Instructions for the task>
Below is a block of records; return all of them exactly, but without the images.

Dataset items
—————

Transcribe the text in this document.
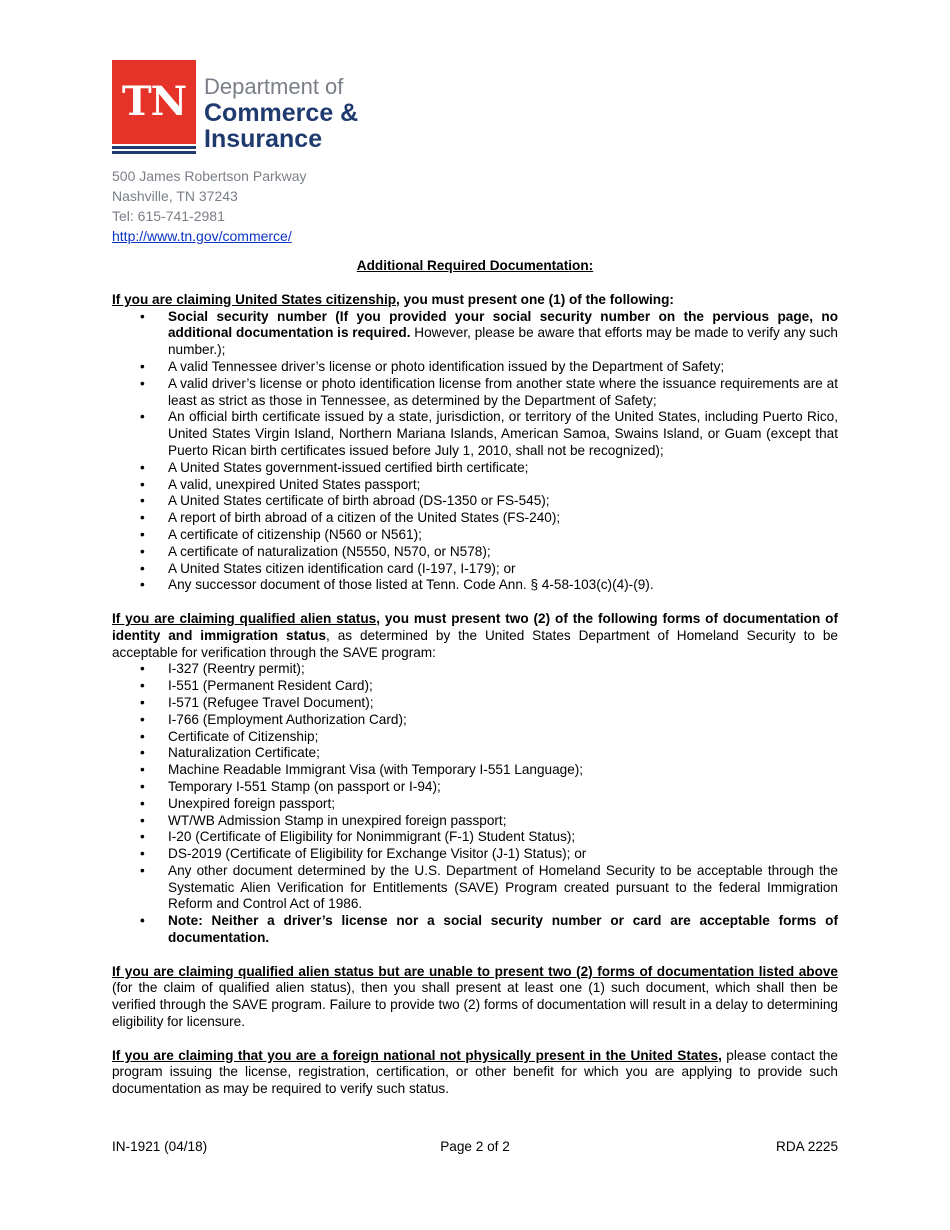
TN Department of
Commerce &
Insurance
500 James Robertson Parkway
Nashville, TN 37243
Tel: 615-741-2981
http://www.tn.gov/commerce/

Additional Required Documentation:

If you are claiming United States citizenship, you must present one (1) of the following:

• Social security number (If you provided your social security number on the pervious page, no additional documentation is required. However, please be aware that efforts may be made to verify any such number.);
• A valid Tennessee driver’s license or photo identification issued by the Department of Safety;
• A valid driver’s license or photo identification license from another state where the issuance requirements are at least as strict as those in Tennessee, as determined by the Department of Safety;
• An official birth certificate issued by a state, jurisdiction, or territory of the United States, including Puerto Rico, United States Virgin Island, Northern Mariana Islands, American Samoa, Swains Island, or Guam (except that Puerto Rican birth certificates issued before July 1, 2010, shall not be recognized);
• A United States government-issued certified birth certificate;
• A valid, unexpired United States passport;
• A United States certificate of birth abroad (DS-1350 or FS-545);
• A report of birth abroad of a citizen of the United States (FS-240);
• A certificate of citizenship (N560 or N561);
• A certificate of naturalization (N5550, N570, or N578);
• A United States citizen identification card (I-197, I-179); or
• Any successor document of those listed at Tenn. Code Ann. § 4-58-103(c)(4)-(9).

If you are claiming qualified alien status, you must present two (2) of the following forms of documentation of identity and immigration status, as determined by the United States Department of Homeland Security to be acceptable for verification through the SAVE program:

• I-327 (Reentry permit);
• I-551 (Permanent Resident Card);
• I-571 (Refugee Travel Document);
• I-766 (Employment Authorization Card);
• Certificate of Citizenship;
• Naturalization Certificate;
• Machine Readable Immigrant Visa (with Temporary I-551 Language);
• Temporary I-551 Stamp (on passport or I-94);
• Unexpired foreign passport;
• WT/WB Admission Stamp in unexpired foreign passport;
• I-20 (Certificate of Eligibility for Nonimmigrant (F-1) Student Status);
• DS-2019 (Certificate of Eligibility for Exchange Visitor (J-1) Status); or
• Any other document determined by the U.S. Department of Homeland Security to be acceptable through the Systematic Alien Verification for Entitlements (SAVE) Program created pursuant to the federal Immigration Reform and Control Act of 1986.
• Note: Neither a driver’s license nor a social security number or card are acceptable forms of documentation.

If you are claiming qualified alien status but are unable to present two (2) forms of documentation listed above (for the claim of qualified alien status), then you shall present at least one (1) such document, which shall then be verified through the SAVE program. Failure to provide two (2) forms of documentation will result in a delay to determining eligibility for licensure.

If you are claiming that you are a foreign national not physically present in the United States, please contact the program issuing the license, registration, certification, or other benefit for which you are applying to provide such documentation as may be required to verify such status.

IN-1921 (04/18)	Page 2 of 2	RDA 2225
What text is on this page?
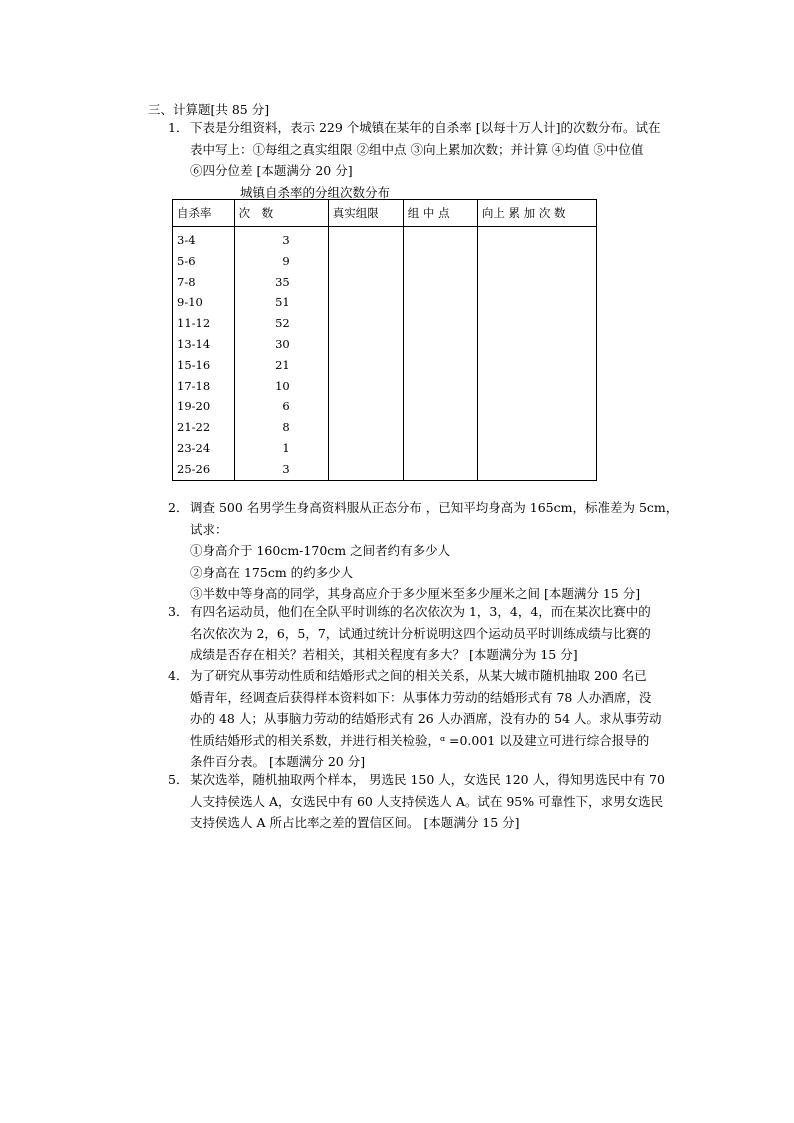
三、计算题[共 85 分]
1． 下表是分组资料，表示 229 个城镇在某年的自杀率 [以每十万人计]的次数分布。试在
表中写上：①每组之真实组限 ②组中点 ③向上累加次数；并计算 ④均值 ⑤中位值
⑥四分位差 [本题满分 20 分]
城镇自杀率的分组次数分布
自杀率	次　数	真实组限	组 中 点	向上 累 加 次 数
3-4	3			
5-6	9			
7-8	35			
9-10	51			
11-12	52			
13-14	30			
15-16	21			
17-18	10			
19-20	6			
21-22	8			
23-24	1			
25-26	3			
2． 调查 500 名男学生身高资料服从正态分布 ，已知平均身高为 165cm，标准差为 5cm，
试求：
①身高介于 160cm-170cm 之间者约有多少人
②身高在 175cm 的约多少人
③半数中等身高的同学，其身高应介于多少厘米至多少厘米之间 [本题满分 15 分]
3． 有四名运动员，他们在全队平时训练的名次依次为 1，3，4，4，而在某次比赛中的
名次依次为 2，6，5，7，试通过统计分析说明这四个运动员平时训练成绩与比赛的
成绩是否存在相关？若相关，其相关程度有多大？ [本题满分为 15 分]
4． 为了研究从事劳动性质和结婚形式之间的相关关系，从某大城市随机抽取 200 名已
婚青年，经调查后获得样本资料如下：从事体力劳动的结婚形式有 78 人办酒席，没
办的 48 人；从事脑力劳动的结婚形式有 26 人办酒席，没有办的 54 人。求从事劳动
性质结婚形式的相关系数，并进行相关检验，ᵅ =0.001 以及建立可进行综合报导的
条件百分表。 [本题满分 20 分]
5． 某次选举，随机抽取两个样本， 男选民 150 人，女选民 120 人，得知男选民中有 70
人支持侯选人 A，女选民中有 60 人支持侯选人 A。试在 95% 可靠性下，求男女选民
支持侯选人 A 所占比率之差的置信区间。 [本题满分 15 分]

—————

Exercise solution>
Transcribe the text in this document.
TN Department of
Commerce &
Insurance
500 James Robertson Parkway
Nashville, TN 37243
Tel: 615-741-2981
http://www.tn.gov/commerce/

Additional Required Documentation:

If you are claiming United States citizenship, you must present one (1) of the following:

• Social security number (If you provided your social security number on the pervious page, no additional documentation is required. However, please be aware that efforts may be made to verify any such number.);
• A valid Tennessee driver’s license or photo identification issued by the Department of Safety;
• A valid driver’s license or photo identification license from another state where the issuance requirements are at least as strict as those in Tennessee, as determined by the Department of Safety;
• An official birth certificate issued by a state, jurisdiction, or territory of the United States, including Puerto Rico, United States Virgin Island, Northern Mariana Islands, American Samoa, Swains Island, or Guam (except that Puerto Rican birth certificates issued before July 1, 2010, shall not be recognized);
• A United States government-issued certified birth certificate;
• A valid, unexpired United States passport;
• A United States certificate of birth abroad (DS-1350 or FS-545);
• A report of birth abroad of a citizen of the United States (FS-240);
• A certificate of citizenship (N560 or N561);
• A certificate of naturalization (N5550, N570, or N578);
• A United States citizen identification card (I-197, I-179); or
• Any successor document of those listed at Tenn. Code Ann. § 4-58-103(c)(4)-(9).

If you are claiming qualified alien status, you must present two (2) of the following forms of documentation of identity and immigration status, as determined by the United States Department of Homeland Security to be acceptable for verification through the SAVE program:

• I-327 (Reentry permit);
• I-551 (Permanent Resident Card);
• I-571 (Refugee Travel Document);
• I-766 (Employment Authorization Card);
• Certificate of Citizenship;
• Naturalization Certificate;
• Machine Readable Immigrant Visa (with Temporary I-551 Language);
• Temporary I-551 Stamp (on passport or I-94);
• Unexpired foreign passport;
• WT/WB Admission Stamp in unexpired foreign passport;
• I-20 (Certificate of Eligibility for Nonimmigrant (F-1) Student Status);
• DS-2019 (Certificate of Eligibility for Exchange Visitor (J-1) Status); or
• Any other document determined by the U.S. Department of Homeland Security to be acceptable through the Systematic Alien Verification for Entitlements (SAVE) Program created pursuant to the federal Immigration Reform and Control Act of 1986.
• Note: Neither a driver’s license nor a social security number or card are acceptable forms of documentation.

If you are claiming qualified alien status but are unable to present two (2) forms of documentation listed above (for the claim of qualified alien status), then you shall present at least one (1) such document, which shall then be verified through the SAVE program. Failure to provide two (2) forms of documentation will result in a delay to determining eligibility for licensure.

If you are claiming that you are a foreign national not physically present in the United States, please contact the program issuing the license, registration, certification, or other benefit for which you are applying to provide such documentation as may be required to verify such status.

IN-1921 (04/18)	Page 2 of 2	RDA 2225
What text is on this page?
三、计算题[共 85 分]
1． 下表是分组资料，表示 229 个城镇在某年的自杀率 [以每十万人计]的次数分布。试在
表中写上：①每组之真实组限 ②组中点 ③向上累加次数；并计算 ④均值 ⑤中位值
⑥四分位差 [本题满分 20 分]
城镇自杀率的分组次数分布
自杀率	次　数	真实组限	组 中 点	向上 累 加 次 数
3-4	3			
5-6	9			
7-8	35			
9-10	51			
11-12	52			
13-14	30			
15-16	21			
17-18	10			
19-20	6			
21-22	8			
23-24	1			
25-26	3			
2． 调查 500 名男学生身高资料服从正态分布 ，已知平均身高为 165cm，标准差为 5cm，
试求：
①身高介于 160cm-170cm 之间者约有多少人
②身高在 175cm 的约多少人
③半数中等身高的同学，其身高应介于多少厘米至多少厘米之间 [本题满分 15 分]
3． 有四名运动员，他们在全队平时训练的名次依次为 1，3，4，4，而在某次比赛中的
名次依次为 2，6，5，7，试通过统计分析说明这四个运动员平时训练成绩与比赛的
成绩是否存在相关？若相关，其相关程度有多大？ [本题满分为 15 分]
4． 为了研究从事劳动性质和结婚形式之间的相关关系，从某大城市随机抽取 200 名已
婚青年，经调查后获得样本资料如下：从事体力劳动的结婚形式有 78 人办酒席，没
办的 48 人；从事脑力劳动的结婚形式有 26 人办酒席，没有办的 54 人。求从事劳动
性质结婚形式的相关系数，并进行相关检验，ᵅ =0.001 以及建立可进行综合报导的
条件百分表。 [本题满分 20 分]
5． 某次选举，随机抽取两个样本， 男选民 150 人，女选民 120 人，得知男选民中有 70
人支持侯选人 A，女选民中有 60 人支持侯选人 A。试在 95% 可靠性下，求男女选民
支持侯选人 A 所占比率之差的置信区间。 [本题满分 15 分]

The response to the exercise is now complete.